Written problem: Transcribe the entries below exactly.

Task inputs:
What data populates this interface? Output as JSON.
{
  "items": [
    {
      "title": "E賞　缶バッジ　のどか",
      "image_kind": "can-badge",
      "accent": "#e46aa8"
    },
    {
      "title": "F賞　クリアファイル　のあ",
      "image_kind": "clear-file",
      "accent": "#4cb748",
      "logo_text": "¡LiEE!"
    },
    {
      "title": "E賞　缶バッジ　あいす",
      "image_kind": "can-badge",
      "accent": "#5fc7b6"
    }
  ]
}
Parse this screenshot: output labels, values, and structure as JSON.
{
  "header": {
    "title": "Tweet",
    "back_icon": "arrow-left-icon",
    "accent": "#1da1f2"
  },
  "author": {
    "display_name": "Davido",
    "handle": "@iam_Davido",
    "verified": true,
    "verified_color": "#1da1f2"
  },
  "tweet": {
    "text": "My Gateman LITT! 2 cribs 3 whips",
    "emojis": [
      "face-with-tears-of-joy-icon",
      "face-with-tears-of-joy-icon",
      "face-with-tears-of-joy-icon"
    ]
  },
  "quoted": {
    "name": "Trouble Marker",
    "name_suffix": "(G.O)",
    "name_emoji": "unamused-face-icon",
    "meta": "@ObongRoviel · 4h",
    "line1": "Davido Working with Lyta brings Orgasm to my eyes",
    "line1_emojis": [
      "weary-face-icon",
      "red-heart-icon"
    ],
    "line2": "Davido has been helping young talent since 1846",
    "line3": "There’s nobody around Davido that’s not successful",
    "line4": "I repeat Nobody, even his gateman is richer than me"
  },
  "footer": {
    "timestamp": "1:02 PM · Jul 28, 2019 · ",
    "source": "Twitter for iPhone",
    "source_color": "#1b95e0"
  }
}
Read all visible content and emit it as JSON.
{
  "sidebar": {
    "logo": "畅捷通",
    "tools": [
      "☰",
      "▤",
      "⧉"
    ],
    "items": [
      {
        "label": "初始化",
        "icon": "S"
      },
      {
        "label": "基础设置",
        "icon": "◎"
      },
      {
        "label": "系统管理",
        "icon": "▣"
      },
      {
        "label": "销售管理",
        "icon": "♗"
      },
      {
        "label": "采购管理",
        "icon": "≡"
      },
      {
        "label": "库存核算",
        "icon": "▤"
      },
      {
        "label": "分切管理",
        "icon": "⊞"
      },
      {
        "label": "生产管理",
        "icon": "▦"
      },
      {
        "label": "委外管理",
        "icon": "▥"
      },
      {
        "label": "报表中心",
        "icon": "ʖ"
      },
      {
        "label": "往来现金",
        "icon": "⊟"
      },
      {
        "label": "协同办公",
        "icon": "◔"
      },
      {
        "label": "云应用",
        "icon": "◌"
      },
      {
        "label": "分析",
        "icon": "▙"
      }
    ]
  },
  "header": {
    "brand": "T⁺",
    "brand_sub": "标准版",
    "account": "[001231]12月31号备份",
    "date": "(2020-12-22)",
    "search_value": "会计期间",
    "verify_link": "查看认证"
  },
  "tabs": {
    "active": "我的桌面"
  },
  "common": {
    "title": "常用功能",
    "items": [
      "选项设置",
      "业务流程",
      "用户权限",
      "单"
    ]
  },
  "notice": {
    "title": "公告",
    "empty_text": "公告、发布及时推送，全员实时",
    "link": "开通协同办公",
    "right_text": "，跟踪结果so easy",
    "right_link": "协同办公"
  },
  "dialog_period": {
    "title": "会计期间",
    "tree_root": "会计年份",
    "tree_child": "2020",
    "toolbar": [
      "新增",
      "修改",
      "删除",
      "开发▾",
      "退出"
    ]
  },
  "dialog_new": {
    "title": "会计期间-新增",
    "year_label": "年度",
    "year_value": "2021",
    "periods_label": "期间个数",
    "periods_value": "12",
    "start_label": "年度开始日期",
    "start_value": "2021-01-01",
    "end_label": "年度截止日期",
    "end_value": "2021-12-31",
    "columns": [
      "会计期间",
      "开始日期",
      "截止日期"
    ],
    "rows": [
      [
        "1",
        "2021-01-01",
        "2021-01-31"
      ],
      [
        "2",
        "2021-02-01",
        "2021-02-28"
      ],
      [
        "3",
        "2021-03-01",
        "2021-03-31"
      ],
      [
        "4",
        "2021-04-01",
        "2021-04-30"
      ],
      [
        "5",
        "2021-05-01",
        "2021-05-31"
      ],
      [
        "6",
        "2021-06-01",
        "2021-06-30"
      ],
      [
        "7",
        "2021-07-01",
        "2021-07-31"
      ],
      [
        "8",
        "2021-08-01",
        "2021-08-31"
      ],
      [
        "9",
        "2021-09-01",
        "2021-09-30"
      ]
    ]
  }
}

Right answer:
What data populates this interface? Output as JSON.
{
  "items": [
    {
      "title": "E賞　缶バッジ　のどか",
      "image_kind": "can-badge",
      "accent": "#e46aa8"
    },
    {
      "title": "F賞　クリアファイル　のあ",
      "image_kind": "clear-file",
      "accent": "#4cb748",
      "logo_text": "¡LiEE!"
    },
    {
      "title": "E賞　缶バッジ　あいす",
      "image_kind": "can-badge",
      "accent": "#5fc7b6"
    }
  ]
}
Parse this screenshot: output labels, values, and structure as JSON.
{
  "header": {
    "title": "Tweet",
    "back_icon": "arrow-left-icon",
    "accent": "#1da1f2"
  },
  "author": {
    "display_name": "Davido",
    "handle": "@iam_Davido",
    "verified": true,
    "verified_color": "#1da1f2"
  },
  "tweet": {
    "text": "My Gateman LITT! 2 cribs 3 whips",
    "emojis": [
      "face-with-tears-of-joy-icon",
      "face-with-tears-of-joy-icon",
      "face-with-tears-of-joy-icon"
    ]
  },
  "quoted": {
    "name": "Trouble Marker",
    "name_suffix": "(G.O)",
    "name_emoji": "unamused-face-icon",
    "meta": "@ObongRoviel · 4h",
    "line1": "Davido Working with Lyta brings Orgasm to my eyes",
    "line1_emojis": [
      "weary-face-icon",
      "red-heart-icon"
    ],
    "line2": "Davido has been helping young talent since 1846",
    "line3": "There’s nobody around Davido that’s not successful",
    "line4": "I repeat Nobody, even his gateman is richer than me"
  },
  "footer": {
    "timestamp": "1:02 PM · Jul 28, 2019 · ",
    "source": "Twitter for iPhone",
    "source_color": "#1b95e0"
  }
}
Read all visible content and emit it as JSON.
{
  "sidebar": {
    "logo": "畅捷通",
    "tools": [
      "☰",
      "▤",
      "⧉"
    ],
    "items": [
      {
        "label": "初始化",
        "icon": "S"
      },
      {
        "label": "基础设置",
        "icon": "◎"
      },
      {
        "label": "系统管理",
        "icon": "▣"
      },
      {
        "label": "销售管理",
        "icon": "♗"
      },
      {
        "label": "采购管理",
        "icon": "≡"
      },
      {
        "label": "库存核算",
        "icon": "▤"
      },
      {
        "label": "分切管理",
        "icon": "⊞"
      },
      {
        "label": "生产管理",
        "icon": "▦"
      },
      {
        "label": "委外管理",
        "icon": "▥"
      },
      {
        "label": "报表中心",
        "icon": "ʖ"
      },
      {
        "label": "往来现金",
        "icon": "⊟"
      },
      {
        "label": "协同办公",
        "icon": "◔"
      },
      {
        "label": "云应用",
        "icon": "◌"
      },
      {
        "label": "分析",
        "icon": "▙"
      }
    ]
  },
  "header": {
    "brand": "T⁺",
    "brand_sub": "标准版",
    "account": "[001231]12月31号备份",
    "date": "(2020-12-22)",
    "search_value": "会计期间",
    "verify_link": "查看认证"
  },
  "tabs": {
    "active": "我的桌面"
  },
  "common": {
    "title": "常用功能",
    "items": [
      "选项设置",
      "业务流程",
      "用户权限",
      "单"
    ]
  },
  "notice": {
    "title": "公告",
    "empty_text": "公告、发布及时推送，全员实时",
    "link": "开通协同办公",
    "right_text": "，跟踪结果so easy",
    "right_link": "协同办公"
  },
  "dialog_period": {
    "title": "会计期间",
    "tree_root": "会计年份",
    "tree_child": "2020",
    "toolbar": [
      "新增",
      "修改",
      "删除",
      "开发▾",
      "退出"
    ]
  },
  "dialog_new": {
    "title": "会计期间-新增",
    "year_label": "年度",
    "year_value": "2021",
    "periods_label": "期间个数",
    "periods_value": "12",
    "start_label": "年度开始日期",
    "start_value": "2021-01-01",
    "end_label": "年度截止日期",
    "end_value": "2021-12-31",
    "columns": [
      "会计期间",
      "开始日期",
      "截止日期"
    ],
    "rows": [
      [
        "1",
        "2021-01-01",
        "2021-01-31"
      ],
      [
        "2",
        "2021-02-01",
        "2021-02-28"
      ],
      [
        "3",
        "2021-03-01",
        "2021-03-31"
      ],
      [
        "4",
        "2021-04-01",
        "2021-04-30"
      ],
      [
        "5",
        "2021-05-01",
        "2021-05-31"
      ],
      [
        "6",
        "2021-06-01",
        "2021-06-30"
      ],
      [
        "7",
        "2021-07-01",
        "2021-07-31"
      ],
      [
        "8",
        "2021-08-01",
        "2021-08-31"
      ],
      [
        "9",
        "2021-09-01",
        "2021-09-30"
      ]
    ]
  }
}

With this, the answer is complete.